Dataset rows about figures
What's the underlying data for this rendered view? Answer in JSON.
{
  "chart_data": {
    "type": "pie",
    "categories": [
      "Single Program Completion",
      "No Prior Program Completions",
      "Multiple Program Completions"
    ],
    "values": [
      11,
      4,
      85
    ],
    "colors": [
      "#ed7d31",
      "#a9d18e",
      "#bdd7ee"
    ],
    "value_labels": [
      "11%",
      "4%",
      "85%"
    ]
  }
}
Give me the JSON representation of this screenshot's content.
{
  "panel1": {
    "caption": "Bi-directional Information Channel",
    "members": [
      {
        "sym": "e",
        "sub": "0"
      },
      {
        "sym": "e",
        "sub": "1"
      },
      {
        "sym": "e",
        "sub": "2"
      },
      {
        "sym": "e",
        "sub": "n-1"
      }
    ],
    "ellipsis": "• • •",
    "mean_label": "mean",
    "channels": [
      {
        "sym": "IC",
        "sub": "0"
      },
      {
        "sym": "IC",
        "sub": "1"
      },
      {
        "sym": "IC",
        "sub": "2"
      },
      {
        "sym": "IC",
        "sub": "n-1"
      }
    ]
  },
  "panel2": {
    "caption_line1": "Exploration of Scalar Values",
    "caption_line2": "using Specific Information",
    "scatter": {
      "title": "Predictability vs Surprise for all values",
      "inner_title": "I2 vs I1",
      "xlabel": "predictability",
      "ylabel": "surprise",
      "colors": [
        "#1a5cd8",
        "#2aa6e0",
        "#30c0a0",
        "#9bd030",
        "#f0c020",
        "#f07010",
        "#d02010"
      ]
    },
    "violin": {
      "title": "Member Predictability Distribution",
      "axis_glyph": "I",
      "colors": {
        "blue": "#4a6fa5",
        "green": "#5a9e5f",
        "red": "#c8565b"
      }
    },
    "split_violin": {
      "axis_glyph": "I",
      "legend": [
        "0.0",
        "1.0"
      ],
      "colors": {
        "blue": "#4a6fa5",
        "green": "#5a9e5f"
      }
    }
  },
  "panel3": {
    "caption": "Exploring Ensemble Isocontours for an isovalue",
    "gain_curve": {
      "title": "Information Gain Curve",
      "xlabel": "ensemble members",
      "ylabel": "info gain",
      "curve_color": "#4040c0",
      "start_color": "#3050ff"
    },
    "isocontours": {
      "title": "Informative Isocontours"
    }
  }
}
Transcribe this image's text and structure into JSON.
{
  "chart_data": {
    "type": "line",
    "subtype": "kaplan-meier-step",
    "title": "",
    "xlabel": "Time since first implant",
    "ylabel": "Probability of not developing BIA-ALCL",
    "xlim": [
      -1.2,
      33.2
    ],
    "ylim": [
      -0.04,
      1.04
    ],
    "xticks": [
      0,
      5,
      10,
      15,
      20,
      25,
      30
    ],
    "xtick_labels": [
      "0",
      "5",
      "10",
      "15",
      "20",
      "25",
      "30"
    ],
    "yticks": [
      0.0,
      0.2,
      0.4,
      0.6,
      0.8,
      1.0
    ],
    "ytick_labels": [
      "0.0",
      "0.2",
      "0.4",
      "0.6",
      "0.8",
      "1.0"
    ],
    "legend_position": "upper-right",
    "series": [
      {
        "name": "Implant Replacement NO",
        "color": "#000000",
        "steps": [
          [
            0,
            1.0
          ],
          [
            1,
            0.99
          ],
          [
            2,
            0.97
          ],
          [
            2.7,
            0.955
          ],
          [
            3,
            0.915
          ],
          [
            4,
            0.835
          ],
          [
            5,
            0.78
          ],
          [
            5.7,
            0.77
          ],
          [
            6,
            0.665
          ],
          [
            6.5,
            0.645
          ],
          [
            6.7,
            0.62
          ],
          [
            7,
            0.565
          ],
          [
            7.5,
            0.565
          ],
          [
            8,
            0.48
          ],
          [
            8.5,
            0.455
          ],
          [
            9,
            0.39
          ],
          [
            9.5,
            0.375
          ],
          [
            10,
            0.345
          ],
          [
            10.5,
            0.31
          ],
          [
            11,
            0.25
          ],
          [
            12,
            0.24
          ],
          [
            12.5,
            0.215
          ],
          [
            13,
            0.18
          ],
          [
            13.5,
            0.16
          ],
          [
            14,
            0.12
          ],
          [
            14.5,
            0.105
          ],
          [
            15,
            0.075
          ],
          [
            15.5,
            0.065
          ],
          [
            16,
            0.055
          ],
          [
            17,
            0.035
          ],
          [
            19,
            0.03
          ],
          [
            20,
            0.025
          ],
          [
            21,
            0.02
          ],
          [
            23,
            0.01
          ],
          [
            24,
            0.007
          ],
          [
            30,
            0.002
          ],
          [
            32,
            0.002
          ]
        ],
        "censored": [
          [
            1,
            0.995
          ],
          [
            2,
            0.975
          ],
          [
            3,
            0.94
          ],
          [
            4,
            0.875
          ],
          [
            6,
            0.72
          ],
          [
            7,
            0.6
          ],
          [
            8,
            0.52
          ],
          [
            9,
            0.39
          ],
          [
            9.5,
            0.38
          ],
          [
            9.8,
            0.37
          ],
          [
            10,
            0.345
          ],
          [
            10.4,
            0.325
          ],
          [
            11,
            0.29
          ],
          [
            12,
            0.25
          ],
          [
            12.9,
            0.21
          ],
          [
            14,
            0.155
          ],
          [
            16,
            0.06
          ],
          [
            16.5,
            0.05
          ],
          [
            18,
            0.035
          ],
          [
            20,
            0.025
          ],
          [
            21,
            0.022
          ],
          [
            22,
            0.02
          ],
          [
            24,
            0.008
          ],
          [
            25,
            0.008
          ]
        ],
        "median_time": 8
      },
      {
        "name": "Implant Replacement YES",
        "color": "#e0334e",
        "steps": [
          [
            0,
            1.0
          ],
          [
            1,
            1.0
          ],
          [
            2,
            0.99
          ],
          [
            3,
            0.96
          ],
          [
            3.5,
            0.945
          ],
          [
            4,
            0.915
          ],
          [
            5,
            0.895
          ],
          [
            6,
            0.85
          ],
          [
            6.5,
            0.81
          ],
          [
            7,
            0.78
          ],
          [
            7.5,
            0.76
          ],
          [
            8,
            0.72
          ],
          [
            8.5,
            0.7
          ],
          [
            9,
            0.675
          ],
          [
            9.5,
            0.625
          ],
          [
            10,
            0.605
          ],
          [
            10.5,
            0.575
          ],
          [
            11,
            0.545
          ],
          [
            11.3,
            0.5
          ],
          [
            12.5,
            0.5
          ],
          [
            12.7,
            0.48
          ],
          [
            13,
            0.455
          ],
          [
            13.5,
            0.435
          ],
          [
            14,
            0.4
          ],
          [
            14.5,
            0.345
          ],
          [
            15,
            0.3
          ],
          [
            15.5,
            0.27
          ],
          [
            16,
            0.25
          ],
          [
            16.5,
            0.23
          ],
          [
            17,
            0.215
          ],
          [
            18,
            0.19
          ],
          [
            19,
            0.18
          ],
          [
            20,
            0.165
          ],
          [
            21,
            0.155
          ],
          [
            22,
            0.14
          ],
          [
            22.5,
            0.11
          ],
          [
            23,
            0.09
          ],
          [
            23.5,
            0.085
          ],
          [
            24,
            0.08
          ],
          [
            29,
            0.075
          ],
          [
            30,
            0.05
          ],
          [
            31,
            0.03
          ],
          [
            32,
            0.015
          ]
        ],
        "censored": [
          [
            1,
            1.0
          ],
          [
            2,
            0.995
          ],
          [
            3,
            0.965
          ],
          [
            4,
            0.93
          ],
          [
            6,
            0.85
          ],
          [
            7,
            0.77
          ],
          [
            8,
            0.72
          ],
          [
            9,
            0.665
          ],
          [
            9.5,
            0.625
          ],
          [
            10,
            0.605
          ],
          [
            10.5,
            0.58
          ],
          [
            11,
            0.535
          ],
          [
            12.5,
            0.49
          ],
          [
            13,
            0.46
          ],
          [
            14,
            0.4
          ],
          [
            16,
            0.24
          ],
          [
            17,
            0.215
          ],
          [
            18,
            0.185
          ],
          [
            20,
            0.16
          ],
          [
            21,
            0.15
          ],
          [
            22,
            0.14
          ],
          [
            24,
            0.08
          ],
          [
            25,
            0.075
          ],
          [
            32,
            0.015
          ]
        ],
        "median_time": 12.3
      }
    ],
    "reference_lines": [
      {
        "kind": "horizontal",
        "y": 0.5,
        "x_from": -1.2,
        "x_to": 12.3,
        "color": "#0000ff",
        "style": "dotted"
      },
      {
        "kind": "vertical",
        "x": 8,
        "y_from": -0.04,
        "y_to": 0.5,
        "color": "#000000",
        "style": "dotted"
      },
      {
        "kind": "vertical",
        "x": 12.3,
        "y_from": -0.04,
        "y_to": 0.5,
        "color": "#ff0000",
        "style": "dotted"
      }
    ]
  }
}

### Aim
Search the entries for the word "Replacement", then gather every line that has it.

### Written solution
        "name": "Implant Replacement NO",
        "name": "Implant Replacement YES",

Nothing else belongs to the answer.